### Material ###

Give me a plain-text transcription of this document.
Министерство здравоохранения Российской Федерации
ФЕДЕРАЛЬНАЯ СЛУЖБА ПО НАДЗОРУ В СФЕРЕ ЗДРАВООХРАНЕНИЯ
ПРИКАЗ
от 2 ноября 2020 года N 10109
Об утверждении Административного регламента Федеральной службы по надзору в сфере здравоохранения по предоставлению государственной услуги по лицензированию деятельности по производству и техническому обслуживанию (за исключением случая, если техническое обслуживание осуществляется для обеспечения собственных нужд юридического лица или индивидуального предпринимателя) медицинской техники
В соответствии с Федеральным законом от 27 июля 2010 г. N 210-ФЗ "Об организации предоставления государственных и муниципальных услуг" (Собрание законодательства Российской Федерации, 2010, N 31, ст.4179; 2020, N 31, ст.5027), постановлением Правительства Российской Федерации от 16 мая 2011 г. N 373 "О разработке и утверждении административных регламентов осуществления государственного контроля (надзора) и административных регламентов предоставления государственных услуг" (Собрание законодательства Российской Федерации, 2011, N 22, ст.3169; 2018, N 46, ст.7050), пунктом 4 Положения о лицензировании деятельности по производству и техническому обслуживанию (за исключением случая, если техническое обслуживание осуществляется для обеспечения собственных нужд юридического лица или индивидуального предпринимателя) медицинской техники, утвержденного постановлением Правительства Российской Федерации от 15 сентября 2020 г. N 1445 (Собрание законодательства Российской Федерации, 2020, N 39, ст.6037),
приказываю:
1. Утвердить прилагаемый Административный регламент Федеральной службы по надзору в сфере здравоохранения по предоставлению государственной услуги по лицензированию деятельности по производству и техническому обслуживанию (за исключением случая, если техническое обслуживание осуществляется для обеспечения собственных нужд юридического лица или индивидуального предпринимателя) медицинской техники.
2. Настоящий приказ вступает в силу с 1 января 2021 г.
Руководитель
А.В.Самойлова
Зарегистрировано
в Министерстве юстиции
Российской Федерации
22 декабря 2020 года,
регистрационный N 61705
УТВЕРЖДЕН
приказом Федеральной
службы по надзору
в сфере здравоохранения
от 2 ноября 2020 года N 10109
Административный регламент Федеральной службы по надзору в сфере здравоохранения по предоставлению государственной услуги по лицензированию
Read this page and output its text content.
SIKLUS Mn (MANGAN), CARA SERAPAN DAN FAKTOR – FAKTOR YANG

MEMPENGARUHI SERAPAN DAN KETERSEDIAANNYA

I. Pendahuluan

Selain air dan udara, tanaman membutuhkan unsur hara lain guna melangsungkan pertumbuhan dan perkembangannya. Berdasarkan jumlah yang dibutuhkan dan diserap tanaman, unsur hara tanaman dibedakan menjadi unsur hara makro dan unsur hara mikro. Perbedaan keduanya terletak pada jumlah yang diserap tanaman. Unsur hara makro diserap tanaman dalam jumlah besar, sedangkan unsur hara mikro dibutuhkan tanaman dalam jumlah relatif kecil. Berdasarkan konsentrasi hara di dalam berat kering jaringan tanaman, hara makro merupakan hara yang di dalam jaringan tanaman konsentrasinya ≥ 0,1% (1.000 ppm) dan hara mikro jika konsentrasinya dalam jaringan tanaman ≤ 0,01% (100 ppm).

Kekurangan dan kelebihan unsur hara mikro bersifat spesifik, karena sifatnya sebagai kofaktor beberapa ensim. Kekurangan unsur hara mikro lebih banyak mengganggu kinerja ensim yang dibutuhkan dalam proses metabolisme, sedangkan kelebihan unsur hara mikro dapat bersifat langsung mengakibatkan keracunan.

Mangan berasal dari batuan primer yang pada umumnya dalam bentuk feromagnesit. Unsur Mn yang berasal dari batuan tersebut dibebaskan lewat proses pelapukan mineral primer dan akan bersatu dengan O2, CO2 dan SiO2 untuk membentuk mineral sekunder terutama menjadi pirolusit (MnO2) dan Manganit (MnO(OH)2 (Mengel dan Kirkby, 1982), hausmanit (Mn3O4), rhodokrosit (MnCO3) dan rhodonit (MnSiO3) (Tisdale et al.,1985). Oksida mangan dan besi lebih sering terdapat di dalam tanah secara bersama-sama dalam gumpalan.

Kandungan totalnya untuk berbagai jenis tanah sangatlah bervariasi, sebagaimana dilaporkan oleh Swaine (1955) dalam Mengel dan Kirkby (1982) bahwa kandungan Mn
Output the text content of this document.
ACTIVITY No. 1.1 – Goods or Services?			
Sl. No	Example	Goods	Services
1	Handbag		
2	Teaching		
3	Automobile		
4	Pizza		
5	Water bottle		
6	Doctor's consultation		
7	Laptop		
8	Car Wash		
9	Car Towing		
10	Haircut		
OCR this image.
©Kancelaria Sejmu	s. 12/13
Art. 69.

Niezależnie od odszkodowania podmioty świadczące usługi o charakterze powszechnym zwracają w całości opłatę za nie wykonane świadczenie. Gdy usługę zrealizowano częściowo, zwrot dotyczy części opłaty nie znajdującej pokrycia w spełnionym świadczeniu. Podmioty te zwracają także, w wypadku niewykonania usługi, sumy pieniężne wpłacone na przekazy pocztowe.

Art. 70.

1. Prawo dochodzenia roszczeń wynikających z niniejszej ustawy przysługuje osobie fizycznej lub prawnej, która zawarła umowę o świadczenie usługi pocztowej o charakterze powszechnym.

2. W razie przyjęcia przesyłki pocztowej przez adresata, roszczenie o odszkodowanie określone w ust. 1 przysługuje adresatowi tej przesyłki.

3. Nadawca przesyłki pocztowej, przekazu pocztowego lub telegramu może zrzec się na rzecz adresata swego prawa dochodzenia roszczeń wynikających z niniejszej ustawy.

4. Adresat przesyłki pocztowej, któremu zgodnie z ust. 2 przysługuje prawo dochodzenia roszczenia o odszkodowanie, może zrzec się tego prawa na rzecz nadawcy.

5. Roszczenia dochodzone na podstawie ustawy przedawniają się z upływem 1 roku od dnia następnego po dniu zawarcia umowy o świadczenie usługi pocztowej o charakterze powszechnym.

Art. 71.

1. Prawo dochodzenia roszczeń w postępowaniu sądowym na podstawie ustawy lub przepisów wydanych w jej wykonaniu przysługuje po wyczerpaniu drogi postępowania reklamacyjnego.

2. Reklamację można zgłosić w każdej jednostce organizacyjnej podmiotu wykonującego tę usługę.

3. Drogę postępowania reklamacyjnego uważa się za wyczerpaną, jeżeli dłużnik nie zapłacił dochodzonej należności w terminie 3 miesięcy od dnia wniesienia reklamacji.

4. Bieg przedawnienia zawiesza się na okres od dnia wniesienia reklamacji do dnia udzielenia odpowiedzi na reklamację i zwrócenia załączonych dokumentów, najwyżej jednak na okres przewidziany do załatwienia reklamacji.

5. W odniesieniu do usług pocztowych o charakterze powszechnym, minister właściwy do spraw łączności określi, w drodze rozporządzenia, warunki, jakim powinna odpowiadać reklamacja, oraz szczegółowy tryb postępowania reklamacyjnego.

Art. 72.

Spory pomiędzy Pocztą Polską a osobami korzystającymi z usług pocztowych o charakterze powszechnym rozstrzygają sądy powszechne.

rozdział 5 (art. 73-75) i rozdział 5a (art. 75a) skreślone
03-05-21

###

◆ **Required work**: Recopy the whole listing exactly.

◆ **Reply**:
Give me a plain-text transcription of this document.
Министерство здравоохранения Российской Федерации
ФЕДЕРАЛЬНАЯ СЛУЖБА ПО НАДЗОРУ В СФЕРЕ ЗДРАВООХРАНЕНИЯ
ПРИКАЗ
от 2 ноября 2020 года N 10109
Об утверждении Административного регламента Федеральной службы по надзору в сфере здравоохранения по предоставлению государственной услуги по лицензированию деятельности по производству и техническому обслуживанию (за исключением случая, если техническое обслуживание осуществляется для обеспечения собственных нужд юридического лица или индивидуального предпринимателя) медицинской техники
В соответствии с Федеральным законом от 27 июля 2010 г. N 210-ФЗ "Об организации предоставления государственных и муниципальных услуг" (Собрание законодательства Российской Федерации, 2010, N 31, ст.4179; 2020, N 31, ст.5027), постановлением Правительства Российской Федерации от 16 мая 2011 г. N 373 "О разработке и утверждении административных регламентов осуществления государственного контроля (надзора) и административных регламентов предоставления государственных услуг" (Собрание законодательства Российской Федерации, 2011, N 22, ст.3169; 2018, N 46, ст.7050), пунктом 4 Положения о лицензировании деятельности по производству и техническому обслуживанию (за исключением случая, если техническое обслуживание осуществляется для обеспечения собственных нужд юридического лица или индивидуального предпринимателя) медицинской техники, утвержденного постановлением Правительства Российской Федерации от 15 сентября 2020 г. N 1445 (Собрание законодательства Российской Федерации, 2020, N 39, ст.6037),
приказываю:
1. Утвердить прилагаемый Административный регламент Федеральной службы по надзору в сфере здравоохранения по предоставлению государственной услуги по лицензированию деятельности по производству и техническому обслуживанию (за исключением случая, если техническое обслуживание осуществляется для обеспечения собственных нужд юридического лица или индивидуального предпринимателя) медицинской техники.
2. Настоящий приказ вступает в силу с 1 января 2021 г.
Руководитель
А.В.Самойлова
Зарегистрировано
в Министерстве юстиции
Российской Федерации
22 декабря 2020 года,
регистрационный N 61705
УТВЕРЖДЕН
приказом Федеральной
службы по надзору
в сфере здравоохранения
от 2 ноября 2020 года N 10109
Административный регламент Федеральной службы по надзору в сфере здравоохранения по предоставлению государственной услуги по лицензированию
Read this page and output its text content.
SIKLUS Mn (MANGAN), CARA SERAPAN DAN FAKTOR – FAKTOR YANG

MEMPENGARUHI SERAPAN DAN KETERSEDIAANNYA

I. Pendahuluan

Selain air dan udara, tanaman membutuhkan unsur hara lain guna melangsungkan pertumbuhan dan perkembangannya. Berdasarkan jumlah yang dibutuhkan dan diserap tanaman, unsur hara tanaman dibedakan menjadi unsur hara makro dan unsur hara mikro. Perbedaan keduanya terletak pada jumlah yang diserap tanaman. Unsur hara makro diserap tanaman dalam jumlah besar, sedangkan unsur hara mikro dibutuhkan tanaman dalam jumlah relatif kecil. Berdasarkan konsentrasi hara di dalam berat kering jaringan tanaman, hara makro merupakan hara yang di dalam jaringan tanaman konsentrasinya ≥ 0,1% (1.000 ppm) dan hara mikro jika konsentrasinya dalam jaringan tanaman ≤ 0,01% (100 ppm).

Kekurangan dan kelebihan unsur hara mikro bersifat spesifik, karena sifatnya sebagai kofaktor beberapa ensim. Kekurangan unsur hara mikro lebih banyak mengganggu kinerja ensim yang dibutuhkan dalam proses metabolisme, sedangkan kelebihan unsur hara mikro dapat bersifat langsung mengakibatkan keracunan.

Mangan berasal dari batuan primer yang pada umumnya dalam bentuk feromagnesit. Unsur Mn yang berasal dari batuan tersebut dibebaskan lewat proses pelapukan mineral primer dan akan bersatu dengan O2, CO2 dan SiO2 untuk membentuk mineral sekunder terutama menjadi pirolusit (MnO2) dan Manganit (MnO(OH)2 (Mengel dan Kirkby, 1982), hausmanit (Mn3O4), rhodokrosit (MnCO3) dan rhodonit (MnSiO3) (Tisdale et al.,1985). Oksida mangan dan besi lebih sering terdapat di dalam tanah secara bersama-sama dalam gumpalan.

Kandungan totalnya untuk berbagai jenis tanah sangatlah bervariasi, sebagaimana dilaporkan oleh Swaine (1955) dalam Mengel dan Kirkby (1982) bahwa kandungan Mn
Output the text content of this document.
ACTIVITY No. 1.1 – Goods or Services?			
Sl. No	Example	Goods	Services
1	Handbag		
2	Teaching		
3	Automobile		
4	Pizza		
5	Water bottle		
6	Doctor's consultation		
7	Laptop		
8	Car Wash		
9	Car Towing		
10	Haircut		
OCR this image.
©Kancelaria Sejmu	s. 12/13
Art. 69.

Niezależnie od odszkodowania podmioty świadczące usługi o charakterze powszechnym zwracają w całości opłatę za nie wykonane świadczenie. Gdy usługę zrealizowano częściowo, zwrot dotyczy części opłaty nie znajdującej pokrycia w spełnionym świadczeniu. Podmioty te zwracają także, w wypadku niewykonania usługi, sumy pieniężne wpłacone na przekazy pocztowe.

Art. 70.

1. Prawo dochodzenia roszczeń wynikających z niniejszej ustawy przysługuje osobie fizycznej lub prawnej, która zawarła umowę o świadczenie usługi pocztowej o charakterze powszechnym.

2. W razie przyjęcia przesyłki pocztowej przez adresata, roszczenie o odszkodowanie określone w ust. 1 przysługuje adresatowi tej przesyłki.

3. Nadawca przesyłki pocztowej, przekazu pocztowego lub telegramu może zrzec się na rzecz adresata swego prawa dochodzenia roszczeń wynikających z niniejszej ustawy.

4. Adresat przesyłki pocztowej, któremu zgodnie z ust. 2 przysługuje prawo dochodzenia roszczenia o odszkodowanie, może zrzec się tego prawa na rzecz nadawcy.

5. Roszczenia dochodzone na podstawie ustawy przedawniają się z upływem 1 roku od dnia następnego po dniu zawarcia umowy o świadczenie usługi pocztowej o charakterze powszechnym.

Art. 71.

1. Prawo dochodzenia roszczeń w postępowaniu sądowym na podstawie ustawy lub przepisów wydanych w jej wykonaniu przysługuje po wyczerpaniu drogi postępowania reklamacyjnego.

2. Reklamację można zgłosić w każdej jednostce organizacyjnej podmiotu wykonującego tę usługę.

3. Drogę postępowania reklamacyjnego uważa się za wyczerpaną, jeżeli dłużnik nie zapłacił dochodzonej należności w terminie 3 miesięcy od dnia wniesienia reklamacji.

4. Bieg przedawnienia zawiesza się na okres od dnia wniesienia reklamacji do dnia udzielenia odpowiedzi na reklamację i zwrócenia załączonych dokumentów, najwyżej jednak na okres przewidziany do załatwienia reklamacji.

5. W odniesieniu do usług pocztowych o charakterze powszechnym, minister właściwy do spraw łączności określi, w drodze rozporządzenia, warunki, jakim powinna odpowiadać reklamacja, oraz szczegółowy tryb postępowania reklamacyjnego.

Art. 72.

Spory pomiędzy Pocztą Polską a osobami korzystającymi z usług pocztowych o charakterze powszechnym rozstrzygają sądy powszechne.

rozdział 5 (art. 73-75) i rozdział 5a (art. 75a) skreślone
03-05-21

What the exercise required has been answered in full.